_EXERCISE MATERIAL_:
..............................

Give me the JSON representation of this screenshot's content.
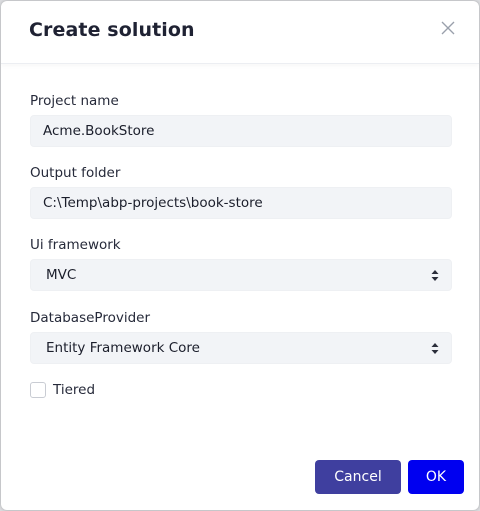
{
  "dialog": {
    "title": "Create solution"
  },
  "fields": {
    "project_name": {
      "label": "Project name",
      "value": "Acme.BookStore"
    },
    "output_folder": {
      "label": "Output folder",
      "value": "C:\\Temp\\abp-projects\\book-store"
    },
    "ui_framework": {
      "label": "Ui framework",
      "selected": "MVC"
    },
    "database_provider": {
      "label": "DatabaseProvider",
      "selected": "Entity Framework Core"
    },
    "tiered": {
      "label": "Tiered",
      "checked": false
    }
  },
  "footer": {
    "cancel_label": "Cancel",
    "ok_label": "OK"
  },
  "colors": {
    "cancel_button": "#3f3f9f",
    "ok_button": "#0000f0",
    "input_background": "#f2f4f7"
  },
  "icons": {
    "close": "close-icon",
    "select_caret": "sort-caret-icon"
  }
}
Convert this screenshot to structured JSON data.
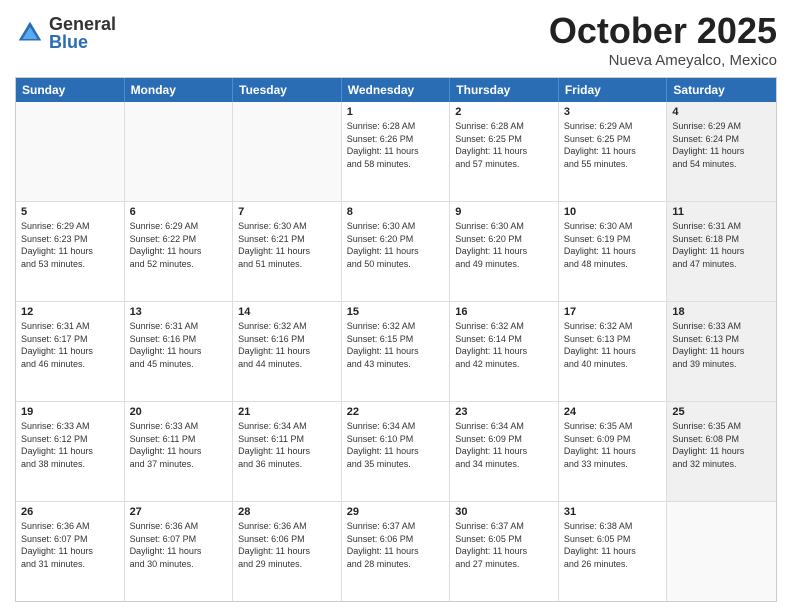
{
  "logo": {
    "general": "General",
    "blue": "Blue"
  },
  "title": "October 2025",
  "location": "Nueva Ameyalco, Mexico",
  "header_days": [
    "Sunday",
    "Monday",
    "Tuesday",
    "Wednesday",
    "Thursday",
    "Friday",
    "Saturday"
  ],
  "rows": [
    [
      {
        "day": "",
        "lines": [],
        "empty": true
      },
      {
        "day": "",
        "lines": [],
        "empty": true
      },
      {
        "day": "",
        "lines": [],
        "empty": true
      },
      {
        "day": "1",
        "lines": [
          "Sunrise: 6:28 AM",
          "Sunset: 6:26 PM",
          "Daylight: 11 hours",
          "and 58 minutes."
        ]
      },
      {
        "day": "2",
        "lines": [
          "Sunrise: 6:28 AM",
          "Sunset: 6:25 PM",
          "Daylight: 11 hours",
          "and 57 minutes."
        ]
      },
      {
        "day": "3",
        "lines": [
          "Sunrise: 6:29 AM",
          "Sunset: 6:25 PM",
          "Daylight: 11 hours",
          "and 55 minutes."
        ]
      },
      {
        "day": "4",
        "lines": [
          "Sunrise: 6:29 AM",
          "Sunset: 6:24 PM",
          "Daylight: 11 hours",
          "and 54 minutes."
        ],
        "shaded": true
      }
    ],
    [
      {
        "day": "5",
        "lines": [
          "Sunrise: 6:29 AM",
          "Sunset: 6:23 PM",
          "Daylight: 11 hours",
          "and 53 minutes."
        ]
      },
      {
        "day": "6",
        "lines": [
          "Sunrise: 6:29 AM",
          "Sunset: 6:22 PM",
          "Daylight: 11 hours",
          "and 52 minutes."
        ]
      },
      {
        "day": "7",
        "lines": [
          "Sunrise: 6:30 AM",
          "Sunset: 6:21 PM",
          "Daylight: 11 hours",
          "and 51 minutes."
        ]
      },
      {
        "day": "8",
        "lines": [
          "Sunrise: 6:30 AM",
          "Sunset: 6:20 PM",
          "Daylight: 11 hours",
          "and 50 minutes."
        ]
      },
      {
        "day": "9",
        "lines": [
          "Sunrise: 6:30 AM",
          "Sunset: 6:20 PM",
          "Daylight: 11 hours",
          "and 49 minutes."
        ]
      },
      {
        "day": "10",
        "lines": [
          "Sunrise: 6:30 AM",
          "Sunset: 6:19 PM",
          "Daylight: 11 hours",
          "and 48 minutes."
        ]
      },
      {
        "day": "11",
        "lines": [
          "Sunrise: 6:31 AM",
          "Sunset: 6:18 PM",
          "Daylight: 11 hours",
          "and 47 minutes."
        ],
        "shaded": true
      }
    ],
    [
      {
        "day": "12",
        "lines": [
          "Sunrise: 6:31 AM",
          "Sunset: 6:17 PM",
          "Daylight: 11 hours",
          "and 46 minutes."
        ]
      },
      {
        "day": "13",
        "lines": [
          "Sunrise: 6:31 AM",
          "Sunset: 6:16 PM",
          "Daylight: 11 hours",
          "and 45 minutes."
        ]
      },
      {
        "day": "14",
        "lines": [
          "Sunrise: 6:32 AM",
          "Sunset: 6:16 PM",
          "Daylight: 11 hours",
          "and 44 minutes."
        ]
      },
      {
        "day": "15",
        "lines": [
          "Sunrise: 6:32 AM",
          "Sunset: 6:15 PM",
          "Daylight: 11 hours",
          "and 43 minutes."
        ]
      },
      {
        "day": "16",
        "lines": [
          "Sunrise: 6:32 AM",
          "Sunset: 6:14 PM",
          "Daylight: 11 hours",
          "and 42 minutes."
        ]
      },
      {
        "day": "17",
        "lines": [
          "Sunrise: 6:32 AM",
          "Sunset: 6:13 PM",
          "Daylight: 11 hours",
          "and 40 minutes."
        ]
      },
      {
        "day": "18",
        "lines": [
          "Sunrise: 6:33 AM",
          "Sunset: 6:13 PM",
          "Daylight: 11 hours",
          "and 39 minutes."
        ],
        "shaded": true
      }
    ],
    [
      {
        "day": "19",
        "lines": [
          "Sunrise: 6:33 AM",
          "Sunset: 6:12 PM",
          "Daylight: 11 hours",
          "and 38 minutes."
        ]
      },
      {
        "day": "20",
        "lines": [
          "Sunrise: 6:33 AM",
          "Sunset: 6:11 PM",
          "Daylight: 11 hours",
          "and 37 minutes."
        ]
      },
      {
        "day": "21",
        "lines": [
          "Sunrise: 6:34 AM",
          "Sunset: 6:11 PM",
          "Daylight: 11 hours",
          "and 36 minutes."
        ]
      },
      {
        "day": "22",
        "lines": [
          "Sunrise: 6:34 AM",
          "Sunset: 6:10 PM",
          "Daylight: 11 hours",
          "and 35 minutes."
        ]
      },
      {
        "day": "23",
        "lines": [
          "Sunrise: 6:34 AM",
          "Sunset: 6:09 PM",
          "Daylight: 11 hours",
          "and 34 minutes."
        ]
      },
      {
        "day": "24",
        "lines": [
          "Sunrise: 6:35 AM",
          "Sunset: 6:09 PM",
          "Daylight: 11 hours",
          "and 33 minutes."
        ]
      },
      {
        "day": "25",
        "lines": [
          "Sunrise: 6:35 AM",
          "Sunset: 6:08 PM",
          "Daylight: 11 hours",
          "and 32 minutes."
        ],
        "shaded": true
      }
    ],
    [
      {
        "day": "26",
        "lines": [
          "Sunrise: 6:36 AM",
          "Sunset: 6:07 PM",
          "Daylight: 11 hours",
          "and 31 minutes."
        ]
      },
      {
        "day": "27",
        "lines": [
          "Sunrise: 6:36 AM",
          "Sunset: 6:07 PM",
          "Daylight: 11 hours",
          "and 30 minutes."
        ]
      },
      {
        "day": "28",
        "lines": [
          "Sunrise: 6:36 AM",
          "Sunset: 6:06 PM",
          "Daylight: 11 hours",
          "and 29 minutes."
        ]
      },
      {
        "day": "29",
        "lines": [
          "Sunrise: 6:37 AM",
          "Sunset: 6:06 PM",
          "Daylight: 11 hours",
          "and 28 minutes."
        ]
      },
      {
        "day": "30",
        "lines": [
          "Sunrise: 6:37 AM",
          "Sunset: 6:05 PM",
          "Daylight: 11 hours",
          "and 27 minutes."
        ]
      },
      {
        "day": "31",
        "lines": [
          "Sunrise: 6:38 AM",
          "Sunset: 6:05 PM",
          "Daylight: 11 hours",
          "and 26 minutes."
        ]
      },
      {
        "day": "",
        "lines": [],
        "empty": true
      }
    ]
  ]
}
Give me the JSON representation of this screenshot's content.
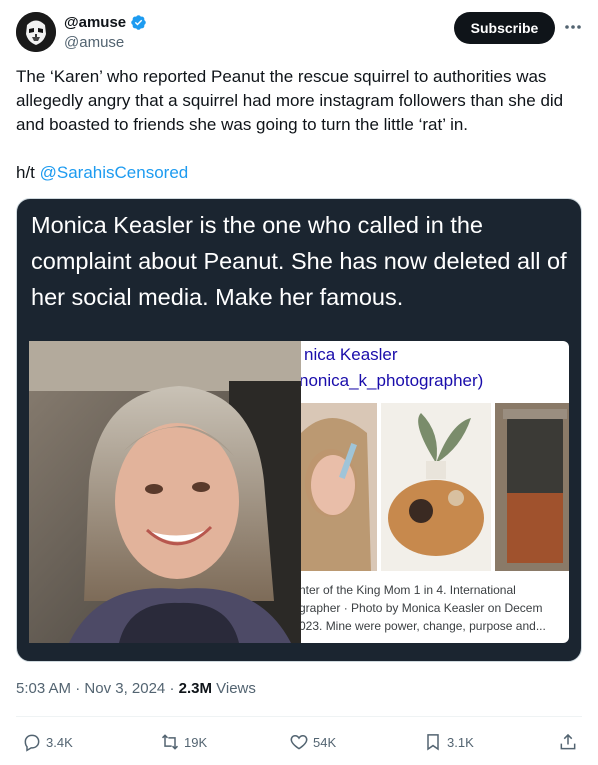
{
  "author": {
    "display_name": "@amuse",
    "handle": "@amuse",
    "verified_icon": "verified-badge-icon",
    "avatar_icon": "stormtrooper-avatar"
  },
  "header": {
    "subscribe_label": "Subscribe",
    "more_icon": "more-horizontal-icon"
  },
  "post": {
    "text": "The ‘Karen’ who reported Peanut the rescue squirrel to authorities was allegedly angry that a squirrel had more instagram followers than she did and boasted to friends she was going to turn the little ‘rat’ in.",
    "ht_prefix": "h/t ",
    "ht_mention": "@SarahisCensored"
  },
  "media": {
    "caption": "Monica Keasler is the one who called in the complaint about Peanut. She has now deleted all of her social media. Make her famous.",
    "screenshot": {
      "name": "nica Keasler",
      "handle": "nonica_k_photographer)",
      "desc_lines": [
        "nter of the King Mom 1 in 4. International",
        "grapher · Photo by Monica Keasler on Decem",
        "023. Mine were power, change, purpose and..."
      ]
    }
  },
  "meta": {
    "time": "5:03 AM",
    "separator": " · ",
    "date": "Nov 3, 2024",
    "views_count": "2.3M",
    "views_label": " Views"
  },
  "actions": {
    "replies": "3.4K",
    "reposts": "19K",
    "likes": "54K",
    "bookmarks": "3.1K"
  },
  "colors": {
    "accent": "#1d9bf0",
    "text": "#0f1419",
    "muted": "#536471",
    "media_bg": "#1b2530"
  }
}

..............................

_THE TASK_: Point out every line holding the string "screenshot" and copy it.

_RESPONSE TO THE TASK_:
Give me the JSON representation of this screenshot's content.
Convert this screenshot to structured JSON data.
Give me the JSON representation of this screenshot's content.
    "screenshot": {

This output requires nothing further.